═════ Material for this exercise ═════

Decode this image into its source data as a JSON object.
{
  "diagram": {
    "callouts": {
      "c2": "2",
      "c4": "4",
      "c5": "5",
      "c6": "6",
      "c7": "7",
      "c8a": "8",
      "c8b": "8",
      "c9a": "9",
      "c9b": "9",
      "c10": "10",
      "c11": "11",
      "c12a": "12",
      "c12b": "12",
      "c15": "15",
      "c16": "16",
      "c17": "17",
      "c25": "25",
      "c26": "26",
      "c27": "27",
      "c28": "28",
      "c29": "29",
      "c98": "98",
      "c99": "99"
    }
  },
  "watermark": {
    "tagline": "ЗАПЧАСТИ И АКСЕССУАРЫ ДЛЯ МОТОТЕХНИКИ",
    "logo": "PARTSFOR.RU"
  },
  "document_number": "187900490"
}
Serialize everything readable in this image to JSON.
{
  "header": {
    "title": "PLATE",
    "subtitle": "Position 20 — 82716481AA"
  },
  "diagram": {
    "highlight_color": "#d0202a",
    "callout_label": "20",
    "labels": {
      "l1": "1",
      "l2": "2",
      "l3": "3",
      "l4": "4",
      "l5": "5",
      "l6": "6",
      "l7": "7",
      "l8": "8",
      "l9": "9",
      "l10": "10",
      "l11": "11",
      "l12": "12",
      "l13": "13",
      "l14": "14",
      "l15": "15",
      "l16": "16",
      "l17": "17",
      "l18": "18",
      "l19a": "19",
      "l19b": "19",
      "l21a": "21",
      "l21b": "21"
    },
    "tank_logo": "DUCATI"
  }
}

═════
═════ Material for this exercise ═════

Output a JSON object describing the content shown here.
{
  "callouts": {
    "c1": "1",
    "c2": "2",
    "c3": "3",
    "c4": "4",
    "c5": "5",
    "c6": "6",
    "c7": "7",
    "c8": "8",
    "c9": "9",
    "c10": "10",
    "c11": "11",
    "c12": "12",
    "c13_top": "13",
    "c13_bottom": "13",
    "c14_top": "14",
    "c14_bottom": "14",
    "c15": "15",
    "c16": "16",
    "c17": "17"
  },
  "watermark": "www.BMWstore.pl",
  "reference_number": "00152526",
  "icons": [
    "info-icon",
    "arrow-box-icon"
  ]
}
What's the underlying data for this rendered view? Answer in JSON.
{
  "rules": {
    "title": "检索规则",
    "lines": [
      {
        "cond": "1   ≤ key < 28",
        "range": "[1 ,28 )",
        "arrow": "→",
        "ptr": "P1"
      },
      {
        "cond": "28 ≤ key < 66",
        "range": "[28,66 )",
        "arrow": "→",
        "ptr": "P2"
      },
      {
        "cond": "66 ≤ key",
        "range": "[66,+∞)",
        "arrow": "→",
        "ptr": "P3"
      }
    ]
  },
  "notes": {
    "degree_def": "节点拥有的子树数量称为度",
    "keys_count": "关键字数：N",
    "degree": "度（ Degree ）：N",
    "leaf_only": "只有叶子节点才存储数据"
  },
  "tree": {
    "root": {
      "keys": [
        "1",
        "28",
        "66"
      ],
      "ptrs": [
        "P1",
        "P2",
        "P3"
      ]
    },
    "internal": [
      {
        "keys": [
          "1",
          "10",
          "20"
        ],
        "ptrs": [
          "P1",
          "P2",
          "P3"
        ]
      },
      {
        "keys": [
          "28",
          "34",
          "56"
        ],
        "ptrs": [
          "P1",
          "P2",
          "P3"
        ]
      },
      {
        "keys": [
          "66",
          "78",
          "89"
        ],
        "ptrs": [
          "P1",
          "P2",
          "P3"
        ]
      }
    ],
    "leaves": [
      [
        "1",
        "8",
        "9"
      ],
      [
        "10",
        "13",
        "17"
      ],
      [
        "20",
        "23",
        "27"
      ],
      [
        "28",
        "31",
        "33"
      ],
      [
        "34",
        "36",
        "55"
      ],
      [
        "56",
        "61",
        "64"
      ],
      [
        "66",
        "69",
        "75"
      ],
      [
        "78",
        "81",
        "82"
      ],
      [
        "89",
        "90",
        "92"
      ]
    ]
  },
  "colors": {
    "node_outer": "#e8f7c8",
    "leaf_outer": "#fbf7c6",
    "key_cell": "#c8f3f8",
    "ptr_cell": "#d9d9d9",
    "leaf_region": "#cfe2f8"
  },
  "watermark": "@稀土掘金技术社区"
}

═════
═════ Material for this exercise ═════

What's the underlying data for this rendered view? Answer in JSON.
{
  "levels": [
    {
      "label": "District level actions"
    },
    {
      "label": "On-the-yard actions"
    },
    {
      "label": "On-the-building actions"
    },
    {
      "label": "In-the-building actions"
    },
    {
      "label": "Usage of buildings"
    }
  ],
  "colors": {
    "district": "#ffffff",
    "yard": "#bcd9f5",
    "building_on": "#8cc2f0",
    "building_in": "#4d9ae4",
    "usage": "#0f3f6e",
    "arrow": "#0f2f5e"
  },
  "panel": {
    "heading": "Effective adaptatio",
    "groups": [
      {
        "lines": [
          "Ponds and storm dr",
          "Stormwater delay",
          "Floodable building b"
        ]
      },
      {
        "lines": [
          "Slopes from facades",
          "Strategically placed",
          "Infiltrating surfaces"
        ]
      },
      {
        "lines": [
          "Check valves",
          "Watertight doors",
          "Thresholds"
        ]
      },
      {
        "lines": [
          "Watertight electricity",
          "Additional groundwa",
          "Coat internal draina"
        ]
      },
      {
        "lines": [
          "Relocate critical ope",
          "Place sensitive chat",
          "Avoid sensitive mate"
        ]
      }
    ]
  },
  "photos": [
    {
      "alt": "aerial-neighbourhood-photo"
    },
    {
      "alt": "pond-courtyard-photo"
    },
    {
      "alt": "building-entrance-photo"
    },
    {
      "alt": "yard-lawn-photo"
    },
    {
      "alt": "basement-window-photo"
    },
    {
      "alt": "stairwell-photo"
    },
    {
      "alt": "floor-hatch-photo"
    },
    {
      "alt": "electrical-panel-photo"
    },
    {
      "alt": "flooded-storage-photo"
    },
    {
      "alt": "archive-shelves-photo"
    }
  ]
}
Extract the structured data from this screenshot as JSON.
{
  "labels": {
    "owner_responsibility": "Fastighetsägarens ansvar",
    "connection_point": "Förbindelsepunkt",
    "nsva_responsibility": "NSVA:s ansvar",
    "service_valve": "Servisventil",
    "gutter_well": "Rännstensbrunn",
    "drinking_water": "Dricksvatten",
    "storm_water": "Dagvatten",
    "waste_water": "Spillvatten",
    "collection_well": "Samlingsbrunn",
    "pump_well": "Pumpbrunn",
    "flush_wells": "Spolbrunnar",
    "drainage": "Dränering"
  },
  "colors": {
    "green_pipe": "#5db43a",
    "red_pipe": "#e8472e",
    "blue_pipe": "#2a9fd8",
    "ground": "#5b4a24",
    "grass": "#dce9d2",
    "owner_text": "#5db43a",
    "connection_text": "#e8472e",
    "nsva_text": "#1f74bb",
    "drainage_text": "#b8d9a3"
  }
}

═════

● **Problem details**:
Using the listing above, show every line that includes the string "JSON".

● **Output for this task**:
Decode this image into its source data as a JSON object.
Serialize everything readable in this image to JSON.
Output a JSON object describing the content shown here.
What's the underlying data for this rendered view? Answer in JSON.
What's the underlying data for this rendered view? Answer in JSON.
Extract the structured data from this screenshot as JSON.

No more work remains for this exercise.